◆ **PROVIDED ENTRIES**:
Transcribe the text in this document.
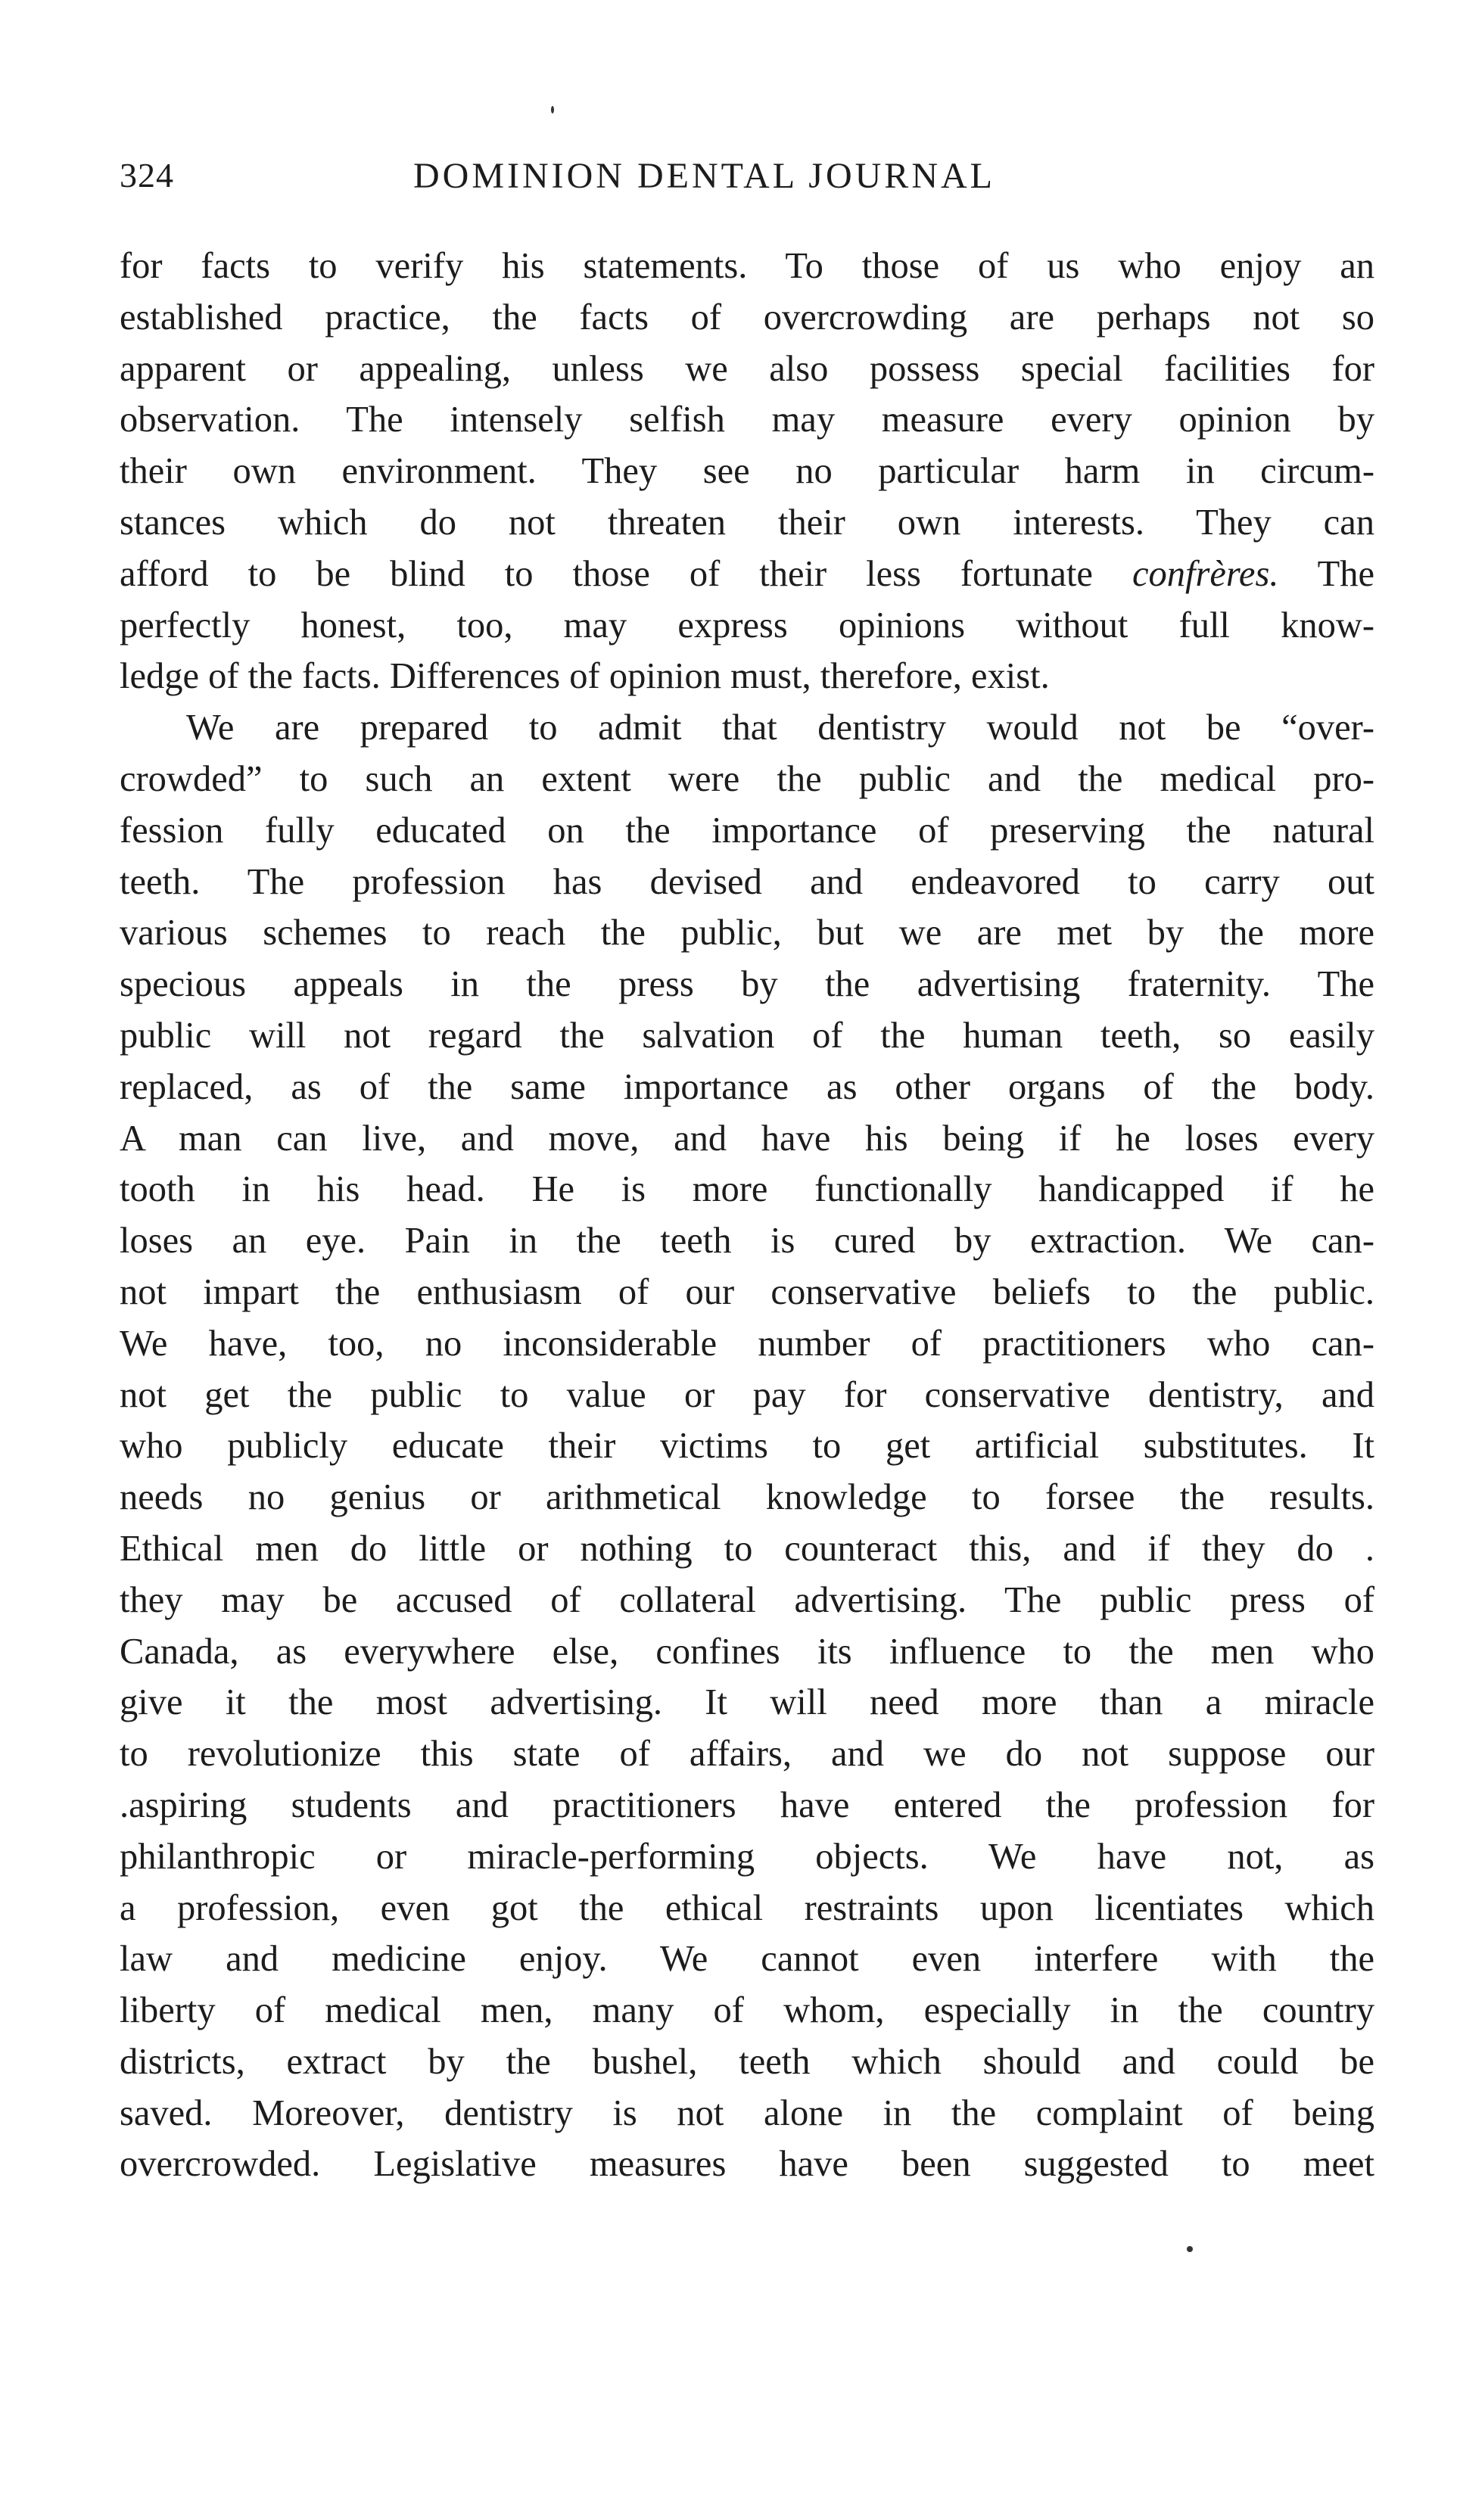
324	DOMINION DENTAL JOURNAL
for facts to verify his statements. To those of us who enjoy an
established practice, the facts of overcrowding are perhaps not so
apparent or appealing, unless we also possess special facilities for
observation. The intensely selfish may measure every opinion by
their own environment. They see no particular harm in circum-
stances which do not threaten their own interests. They can
afford to be blind to those of their less fortunate confrères. The
perfectly honest, too, may express opinions without full know-
ledge of the facts. Differences of opinion must, therefore, exist.
We are prepared to admit that dentistry would not be “over-
crowded” to such an extent were the public and the medical pro-
fession fully educated on the importance of preserving the natural
teeth. The profession has devised and endeavored to carry out
various schemes to reach the public, but we are met by the more
specious appeals in the press by the advertising fraternity. The
public will not regard the salvation of the human teeth, so easily
replaced, as of the same importance as other organs of the body.
A man can live, and move, and have his being if he loses every
tooth in his head. He is more functionally handicapped if he
loses an eye. Pain in the teeth is cured by extraction. We can-
not impart the enthusiasm of our conservative beliefs to the public.
We have, too, no inconsiderable number of practitioners who can-
not get the public to value or pay for conservative dentistry, and
who publicly educate their victims to get artificial substitutes. It
needs no genius or arithmetical knowledge to forsee the results.
Ethical men do little or nothing to counteract this, and if they do .
they may be accused of collateral advertising. The public press of
Canada, as everywhere else, confines its influence to the men who
give it the most advertising. It will need more than a miracle
to revolutionize this state of affairs, and we do not suppose our
.aspiring students and practitioners have entered the profession for
philanthropic or miracle-performing objects. We have not, as
a profession, even got the ethical restraints upon licentiates which
law and medicine enjoy. We cannot even interfere with the
liberty of medical men, many of whom, especially in the country
districts, extract by the bushel, teeth which should and could be
saved. Moreover, dentistry is not alone in the complaint of being
overcrowded. Legislative measures have been suggested to meet
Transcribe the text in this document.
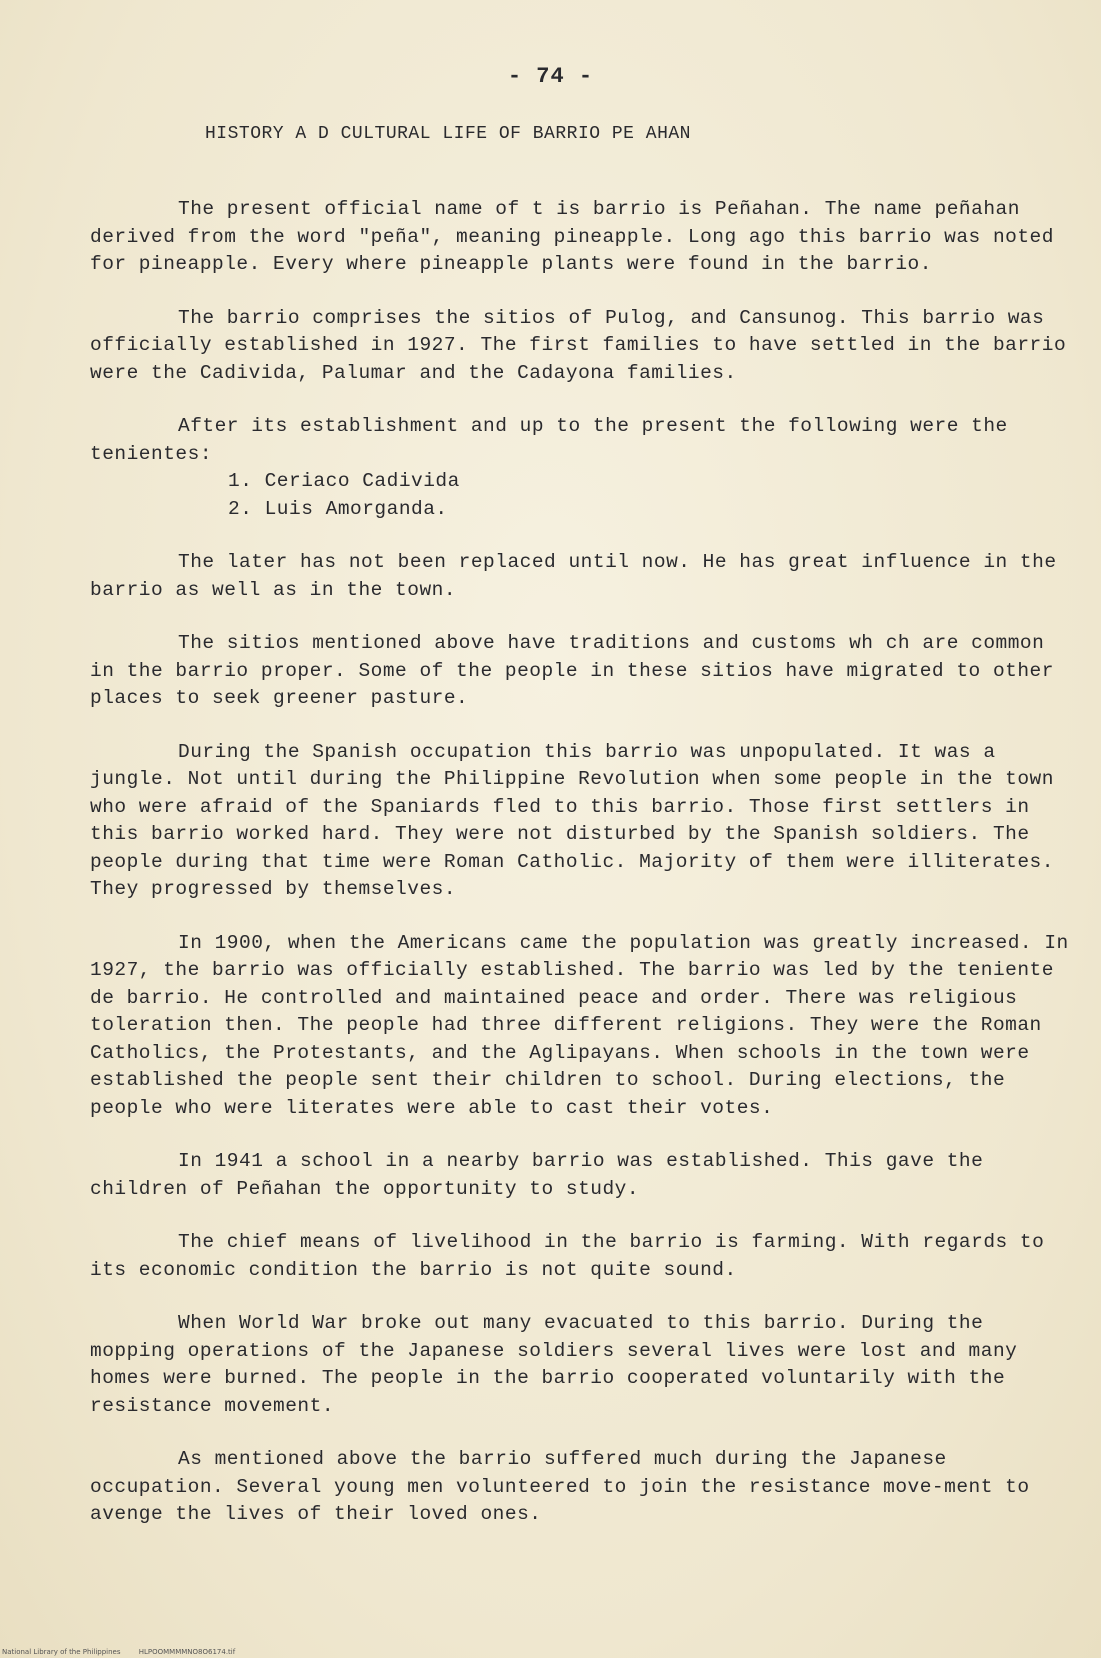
- 74 -
HISTORY A D CULTURAL LIFE OF BARRIO PE AHAN

The present official name of t is barrio is Peñahan. The name peñahan derived from the word "peña", meaning pineapple. Long ago this barrio was noted for pineapple. Every where pineapple plants were found in the barrio.

The barrio comprises the sitios of Pulog, and Cansunog. This barrio was officially established in 1927. The first families to have settled in the barrio were the Cadivida, Palumar and the Cadayona families.

After its establishment and up to the present the following were the tenientes:

1. Ceriaco Cadivida
2. Luis Amorganda.

The later has not been replaced until now. He has great influence in the barrio as well as in the town.

The sitios mentioned above have traditions and customs wh ch are common in the barrio proper. Some of the people in these sitios have migrated to other places to seek greener pasture.

During the Spanish occupation this barrio was unpopulated. It was a jungle. Not until during the Philippine Revolution when some people in the town who were afraid of the Spaniards fled to this barrio. Those first settlers in this barrio worked hard. They were not disturbed by the Spanish soldiers. The people during that time were Roman Catholic. Majority of them were illiterates. They progressed by themselves.

In 1900, when the Americans came the population was greatly increased. In 1927, the barrio was officially established. The barrio was led by the teniente de barrio. He controlled and maintained peace and order. There was religious toleration then. The people had three different religions. They were the Roman Catholics, the Protestants, and the Aglipayans. When schools in the town were established the people sent their children to school. During elections, the people who were literates were able to cast their votes.

In 1941 a school in a nearby barrio was established. This gave the children of Peñahan the opportunity to study.

The chief means of livelihood in the barrio is farming. With regards to its economic condition the barrio is not quite sound.

When World War broke out many evacuated to this barrio. During the mopping operations of the Japanese soldiers several lives were lost and many homes were burned. The people in the barrio cooperated voluntarily with the resistance movement.

As mentioned above the barrio suffered much during the Japanese occupation. Several young men volunteered to join the resistance move-ment to avenge the lives of their loved ones.

National Library of the Philippines	HLPOOMMMMNO8O6174.tif
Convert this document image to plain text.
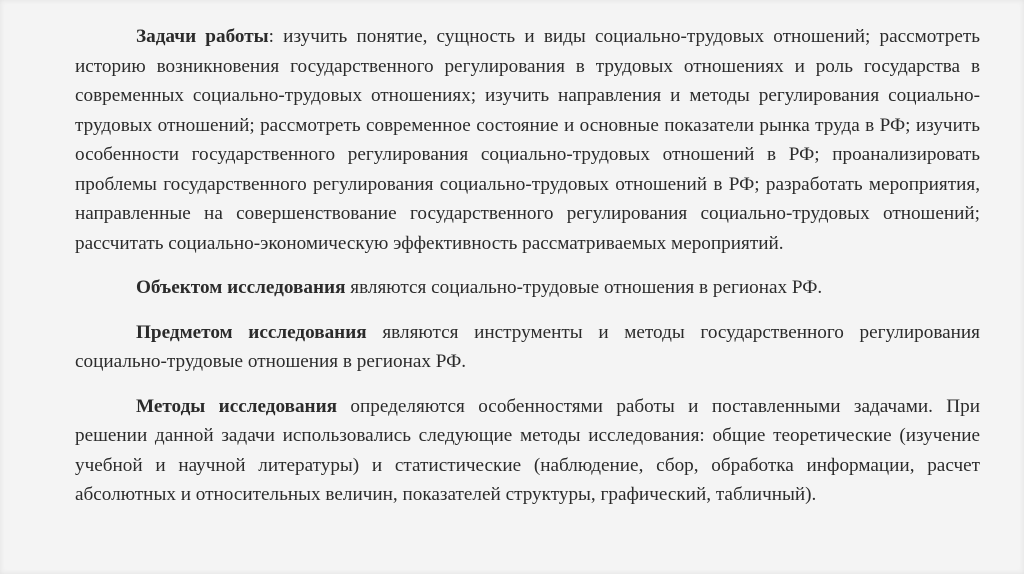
Задачи работы: изучить понятие, сущность и виды социально-трудовых отношений; рассмотреть историю возникновения государственного регулирования в трудовых отношениях и роль государства в современных социально-трудовых отношениях; изучить направления и методы регулирования социально-трудовых отношений; рассмотреть современное состояние и основные показатели рынка труда в РФ; изучить особенности государственного регулирования социально-трудовых отношений в РФ; проанализировать проблемы государственного регулирования социально-трудовых отношений в РФ; разработать мероприятия, направленные на совершенствование государственного регулирования социально-трудовых отношений; рассчитать социально-экономическую эффективность рассматриваемых мероприятий.

Объектом исследования являются социально-трудовые отношения в регионах РФ.

Предметом исследования являются инструменты и методы государственного регулирования социально-трудовые отношения в регионах РФ.

Методы исследования определяются особенностями работы и поставленными задачами. При решении данной задачи использовались следующие методы исследования: общие теоретические (изучение учебной и научной литературы) и статистические (наблюдение, сбор, обработка информации, расчет абсолютных и относительных величин, показателей структуры, графический, табличный).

◆ **EXERCISE TASK**: Reproduce each line exactly as it appears, omitting the pictures.

◆ **EXERCISE OUTPUT**:
Transcribe the text in this document.
324	DOMINION DENTAL JOURNAL
for facts to verify his statements. To those of us who enjoy an
established practice, the facts of overcrowding are perhaps not so
apparent or appealing, unless we also possess special facilities for
observation. The intensely selfish may measure every opinion by
their own environment. They see no particular harm in circum-
stances which do not threaten their own interests. They can
afford to be blind to those of their less fortunate confrères. The
perfectly honest, too, may express opinions without full know-
ledge of the facts. Differences of opinion must, therefore, exist.
We are prepared to admit that dentistry would not be “over-
crowded” to such an extent were the public and the medical pro-
fession fully educated on the importance of preserving the natural
teeth. The profession has devised and endeavored to carry out
various schemes to reach the public, but we are met by the more
specious appeals in the press by the advertising fraternity. The
public will not regard the salvation of the human teeth, so easily
replaced, as of the same importance as other organs of the body.
A man can live, and move, and have his being if he loses every
tooth in his head. He is more functionally handicapped if he
loses an eye. Pain in the teeth is cured by extraction. We can-
not impart the enthusiasm of our conservative beliefs to the public.
We have, too, no inconsiderable number of practitioners who can-
not get the public to value or pay for conservative dentistry, and
who publicly educate their victims to get artificial substitutes. It
needs no genius or arithmetical knowledge to forsee the results.
Ethical men do little or nothing to counteract this, and if they do .
they may be accused of collateral advertising. The public press of
Canada, as everywhere else, confines its influence to the men who
give it the most advertising. It will need more than a miracle
to revolutionize this state of affairs, and we do not suppose our
.aspiring students and practitioners have entered the profession for
philanthropic or miracle-performing objects. We have not, as
a profession, even got the ethical restraints upon licentiates which
law and medicine enjoy. We cannot even interfere with the
liberty of medical men, many of whom, especially in the country
districts, extract by the bushel, teeth which should and could be
saved. Moreover, dentistry is not alone in the complaint of being
overcrowded. Legislative measures have been suggested to meet
Transcribe the text in this document.
- 74 -
HISTORY A D CULTURAL LIFE OF BARRIO PE AHAN

The present official name of t is barrio is Peñahan. The name peñahan derived from the word "peña", meaning pineapple. Long ago this barrio was noted for pineapple. Every where pineapple plants were found in the barrio.

The barrio comprises the sitios of Pulog, and Cansunog. This barrio was officially established in 1927. The first families to have settled in the barrio were the Cadivida, Palumar and the Cadayona families.

After its establishment and up to the present the following were the tenientes:

1. Ceriaco Cadivida
2. Luis Amorganda.

The later has not been replaced until now. He has great influence in the barrio as well as in the town.

The sitios mentioned above have traditions and customs wh ch are common in the barrio proper. Some of the people in these sitios have migrated to other places to seek greener pasture.

During the Spanish occupation this barrio was unpopulated. It was a jungle. Not until during the Philippine Revolution when some people in the town who were afraid of the Spaniards fled to this barrio. Those first settlers in this barrio worked hard. They were not disturbed by the Spanish soldiers. The people during that time were Roman Catholic. Majority of them were illiterates. They progressed by themselves.

In 1900, when the Americans came the population was greatly increased. In 1927, the barrio was officially established. The barrio was led by the teniente de barrio. He controlled and maintained peace and order. There was religious toleration then. The people had three different religions. They were the Roman Catholics, the Protestants, and the Aglipayans. When schools in the town were established the people sent their children to school. During elections, the people who were literates were able to cast their votes.

In 1941 a school in a nearby barrio was established. This gave the children of Peñahan the opportunity to study.

The chief means of livelihood in the barrio is farming. With regards to its economic condition the barrio is not quite sound.

When World War broke out many evacuated to this barrio. During the mopping operations of the Japanese soldiers several lives were lost and many homes were burned. The people in the barrio cooperated voluntarily with the resistance movement.

As mentioned above the barrio suffered much during the Japanese occupation. Several young men volunteered to join the resistance move-ment to avenge the lives of their loved ones.

National Library of the Philippines	HLPOOMMMMNO8O6174.tif
Convert this document image to plain text.
Задачи работы: изучить понятие, сущность и виды социально-трудовых отношений; рассмотреть историю возникновения государственного регулирования в трудовых отношениях и роль государства в современных социально-трудовых отношениях; изучить направления и методы регулирования социально-трудовых отношений; рассмотреть современное состояние и основные показатели рынка труда в РФ; изучить особенности государственного регулирования социально-трудовых отношений в РФ; проанализировать проблемы государственного регулирования социально-трудовых отношений в РФ; разработать мероприятия, направленные на совершенствование государственного регулирования социально-трудовых отношений; рассчитать социально-экономическую эффективность рассматриваемых мероприятий.

Объектом исследования являются социально-трудовые отношения в регионах РФ.

Предметом исследования являются инструменты и методы государственного регулирования социально-трудовые отношения в регионах РФ.

Методы исследования определяются особенностями работы и поставленными задачами. При решении данной задачи использовались следующие методы исследования: общие теоретические (изучение учебной и научной литературы) и статистические (наблюдение, сбор, обработка информации, расчет абсолютных и относительных величин, показателей структуры, графический, табличный).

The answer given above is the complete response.